## Objective
What is the number of lines containing "tema"? Give only that number.

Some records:
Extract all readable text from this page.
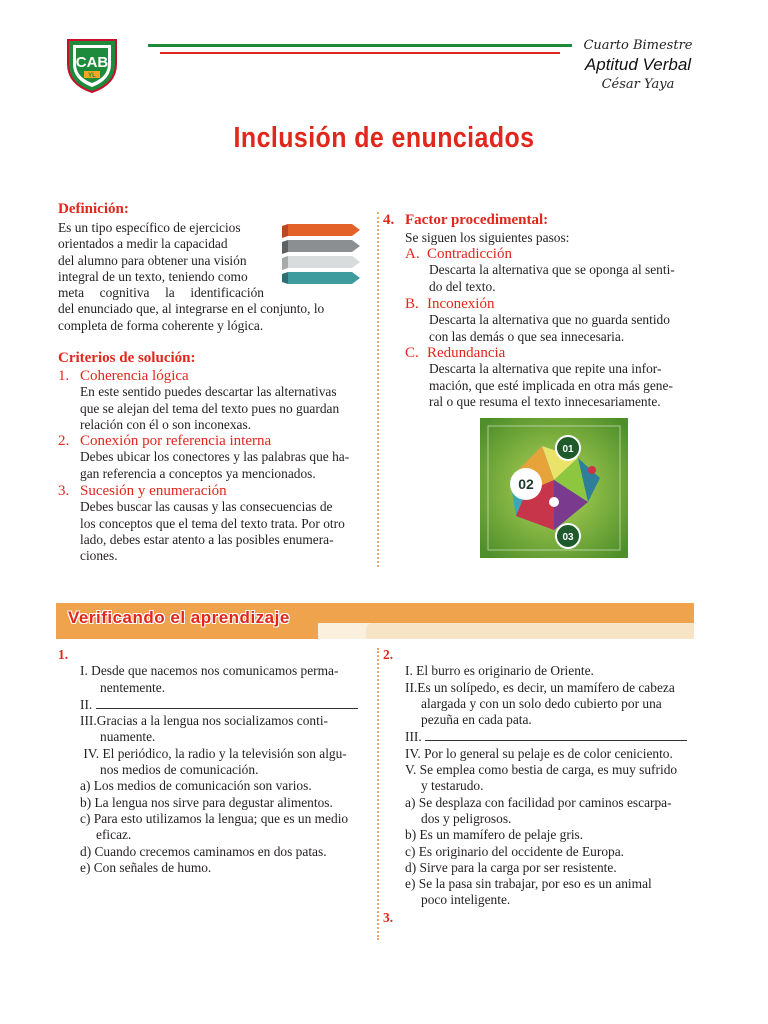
CAB
YL
Cuarto Bimestre
Aptitud Verbal
César Yaya
Inclusión de enunciados
Definición:
Es un tipo específico de ejercicios
orientados a medir la capacidad
del alumno para obtener una visión
integral de un texto, teniendo como
meta cognitiva la identificación
del enunciado que, al integrarse en el conjunto, lo
completa de forma coherente y lógica.
Criterios de solución:
1. Coherencia lógica
En este sentido puedes descartar las alternativas
que se alejan del tema del texto pues no guardan
relación con él o son inconexas.
2. Conexión por referencia interna
Debes ubicar los conectores y las palabras que ha-
gan referencia a conceptos ya mencionados.
3. Sucesión y enumeración
Debes buscar las causas y las consecuencias de
los conceptos que el tema del texto trata. Por otro
lado, debes estar atento a las posibles enumera-
ciones.
4. Factor procedimental:
Se siguen los siguientes pasos:
A. Contradicción
Descarta la alternativa que se oponga al senti-
do del texto.
B. Inconexión
Descarta la alternativa que no guarda sentido
con las demás o que sea innecesaria.
C. Redundancia
Descarta la alternativa que repite una infor-
mación, que esté implicada en otra más gene-
ral o que resuma el texto innecesariamente.
01
02
03
Verificando el aprendizaje
1.
I. Desde que nacemos nos comunicamos perma-
nentemente.
II.
III.Gracias a la lengua nos socializamos conti-
nuamente.
IV. El periódico, la radio y la televisión son algu-
nos medios de comunicación.
a) Los medios de comunicación son varios.
b) La lengua nos sirve para degustar alimentos.
c) Para esto utilizamos la lengua; que es un medio
eficaz.
d) Cuando crecemos caminamos en dos patas.
e) Con señales de humo.
2.
I. El burro es originario de Oriente.
II.Es un solípedo, es decir, un mamífero de cabeza
alargada y con un solo dedo cubierto por una
pezuña en cada pata.
III.
IV. Por lo general su pelaje es de color ceniciento.
V. Se emplea como bestia de carga, es muy sufrido
y testarudo.
a) Se desplaza con facilidad por caminos escarpa-
dos y peligrosos.
b) Es un mamífero de pelaje gris.
c) Es originario del occidente de Europa.
d) Sirve para la carga por ser resistente.
e) Se la pasa sin trabajar, por eso es un animal
poco inteligente.
3.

## Exercise solution
2